_GIVEN PROBLEM A_. Reproduce the stretch of the article on Google Analytics sampling from "1 – utm_medium: Personalizing" through "personalize Channel Grouping).".
_GIVEN PROBLEM B_. Recast the paragraph of the article on Google Analytics sampling beginning "If you have the opportunity to access" as a short bulleted list that keeps its main facts.
_GIVEN PROBLEM C_.
Answer these questions from the article on Google Analytics sampling:
(i) What value is given to the utm_campaign parameter for sessions that are not part of a campaign?
(ii) Which parameter is not recommended for personalization because of its major role in defining Channel Grouping?
(iii) Besides Google Data Studio, which two visualization platforms are named?

_TEXT BLOCK_.

While the difference may have a fairly insignificant effect on the totals, it could have a much bigger effect in smaller collections of data, such as for small campaigns and sub-campaigns.
The different indicators will not vary to the same degree: sampling might lower your sessions by 15% but increase your revenue by 30%.

If you have the opportunity to access a Google Analytics Premium account, you can download a non-sampled report. But if you’re part of the majority of Google Analytics users, your only option is to reduce or divide up your date ranges in order to lower the sampling rate to a more reasonable percentage. This results in wasted time and more manual interventions, not to mention the metrics you can’t add, like users, which will complicate the analysis.

How to avoid sampling

The answer is to use the full potential of the three mandatory parameters included in every session logged by Google Analytics. And note that I did say all sessions, because even sessions that are not part of a campaign have the utm_campaign parameter, it’s just that the value attributed to it is (not set).

Here is an overview of the three parameters:

1 – utm_medium: Personalizing this parameter is not recommended given its major role in the definition of Channel Grouping (unless you intend to personalize Channel Grouping).

2 – utm_source: While personalizing this parameter is possible, it is not recommended given the importance of the name of the site/network (Facebook, Google, AdWords) in campaign analysis, not to mention that this parameter has already been formatted in a particular way given the other utm_source parameters in your Google Analytics system. Ideally, as with all other sources of your analytics, it is preferable to restrict your analysis to the site your user was on before navigating to your own site. For example: Say that you want to compare the performance of your sponsored ads on Facebook with organic ads. If you use a UTM like utm_source=facebook, utm_medium=cpc and utm_campaign=myamazingcampaign, you will easily be able to do the analysis by selecting Filter Source in your report. However, if you personalize the value of utm_source (facebook_campaignXcreativeY), your analysis will become more difficult because the number of variations of your source parameter for the traffic identified by a UTM might be quite large.

3 – utm_campaign: This is definitely a parameter that should be personalized— in fact, it was created for that purpose. While numerous data ranges for the same campaign might not look pretty in your campaign report because the results will be spread over many lines, using a rigorous naming protocol will let you easily filter the results in Google Analytics, or even in a visualization platform like Google Data Studio, Datorama or Microsoft Power BI. Plus, you get all this with no sampling!

To sum up, the following two points should be emphasized:

Another major advantage in concentrating a maximum of information in the utm_campaign/source/medium trio: Since these data are found in standard reports, they will not be affected if there is an error in data retention management. In other words, you won’t lose any data if parts of your account are erased when you set up new data retention parameters.
Adopting a clear naming principle and limiting sampling in your campaign architecture as far as possible is one of the main pillars of efficient reporting, especially considering that sampling is sometimes not immediately obvious, particularly when the data are presented using visualization platforms.

Happy data analysis!

_DATASET SECTION_.
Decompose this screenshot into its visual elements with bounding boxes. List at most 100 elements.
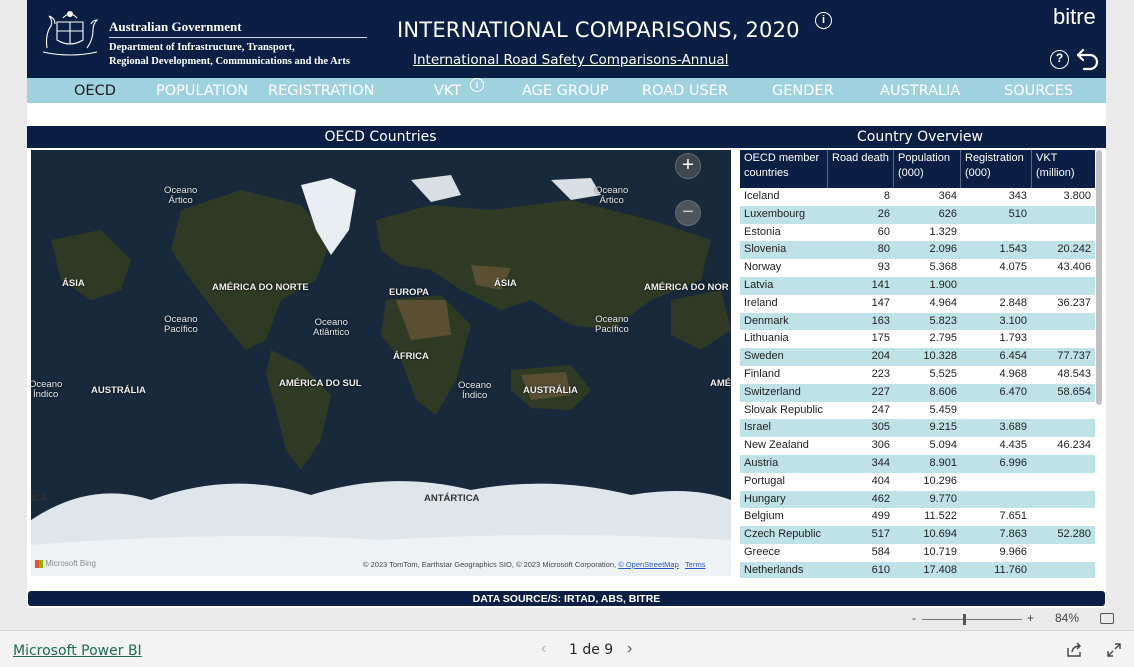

_TASK RESPONSE A_.
1 – utm_medium: Personalizing this parameter is not recommended given its major role in the definition of Channel Grouping (unless you intend to personalize Channel Grouping).

_TASK RESPONSE B_.
- Google Analytics Premium account holders can download a non-sampled report.
- Most Google Analytics users can only reduce or divide their date ranges to lower the sampling rate.
- That approach wastes time and requires more manual interventions.
- Some metrics, such as users, cannot be added together, which complicates the analysis.

_TASK RESPONSE C_.
(i) (not set)
(ii) utm_medium
(iii) Datorama and Microsoft Power BI